#### EXERCISE TASK
From the entries below, please gather each line containing the string "Subscription".

#### SOURCE DATA

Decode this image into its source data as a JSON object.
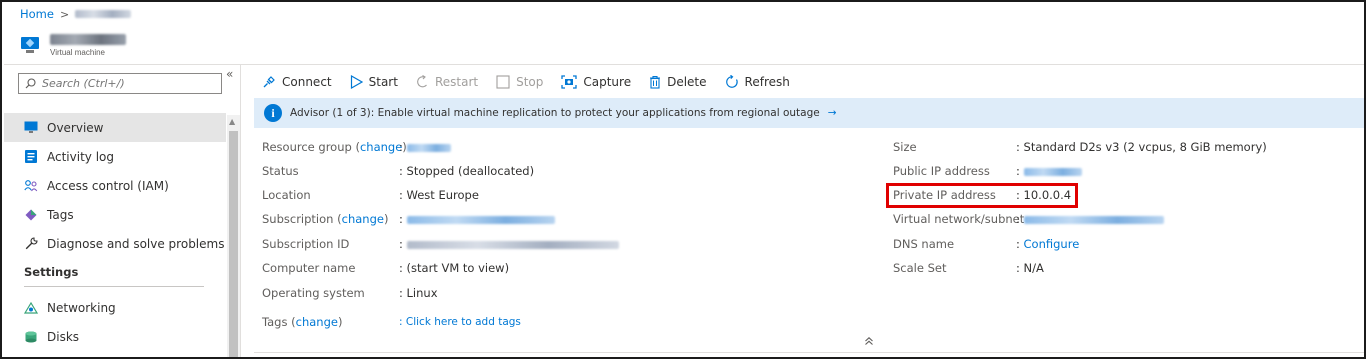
{
  "breadcrumb": {
    "home": "Home",
    "sep": ">"
  },
  "header": {
    "subtitle": "Virtual machine"
  },
  "search": {
    "placeholder": "Search (Ctrl+/)"
  },
  "sidebar": {
    "collapse_glyph": "«",
    "items": [
      {
        "label": "Overview",
        "icon": "monitor-icon",
        "active": true
      },
      {
        "label": "Activity log",
        "icon": "log-icon"
      },
      {
        "label": "Access control (IAM)",
        "icon": "people-icon"
      },
      {
        "label": "Tags",
        "icon": "tag-icon"
      },
      {
        "label": "Diagnose and solve problems",
        "icon": "wrench-icon"
      }
    ],
    "settings_title": "Settings",
    "settings_items": [
      {
        "label": "Networking",
        "icon": "network-icon"
      },
      {
        "label": "Disks",
        "icon": "disks-icon"
      }
    ]
  },
  "toolbar": {
    "connect": "Connect",
    "start": "Start",
    "restart": "Restart",
    "stop": "Stop",
    "capture": "Capture",
    "delete": "Delete",
    "refresh": "Refresh"
  },
  "advisor": {
    "text": "Advisor (1 of 3): Enable virtual machine replication to protect your applications from regional outage",
    "arrow": "→"
  },
  "essentials": {
    "left": [
      {
        "label": "Resource group",
        "change": "change",
        "value": ""
      },
      {
        "label": "Status",
        "value": ": Stopped (deallocated)"
      },
      {
        "label": "Location",
        "value": ": West Europe"
      },
      {
        "label": "Subscription",
        "change": "change",
        "value": ""
      },
      {
        "label": "Subscription ID",
        "value": ""
      },
      {
        "label": "Computer name",
        "value": ": (start VM to view)"
      },
      {
        "label": "Operating system",
        "value": ": Linux"
      },
      {
        "label": "Tags",
        "change": "change",
        "value": ": Click here to add tags"
      }
    ],
    "right": [
      {
        "label": "Size",
        "value": ": Standard D2s v3 (2 vcpus, 8 GiB memory)"
      },
      {
        "label": "Public IP address",
        "value": ":"
      },
      {
        "label": "Private IP address",
        "value": ": 10.0.0.4"
      },
      {
        "label": "Virtual network/subnet",
        "value": ":"
      },
      {
        "label": "DNS name",
        "colon": ":",
        "value": "Configure"
      },
      {
        "label": "Scale Set",
        "value": ": N/A"
      }
    ],
    "paren_open": "(",
    "paren_close": ")",
    "colon": ":"
  },
  "collapse_chevron": "«",
  "colors": {
    "accent": "#0078d4",
    "advisor_bg": "#deecf9",
    "highlight": "#e00000"
  }
}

#### TASK RESPONSE
        "label": "Subscription",
        "label": "Subscription ID",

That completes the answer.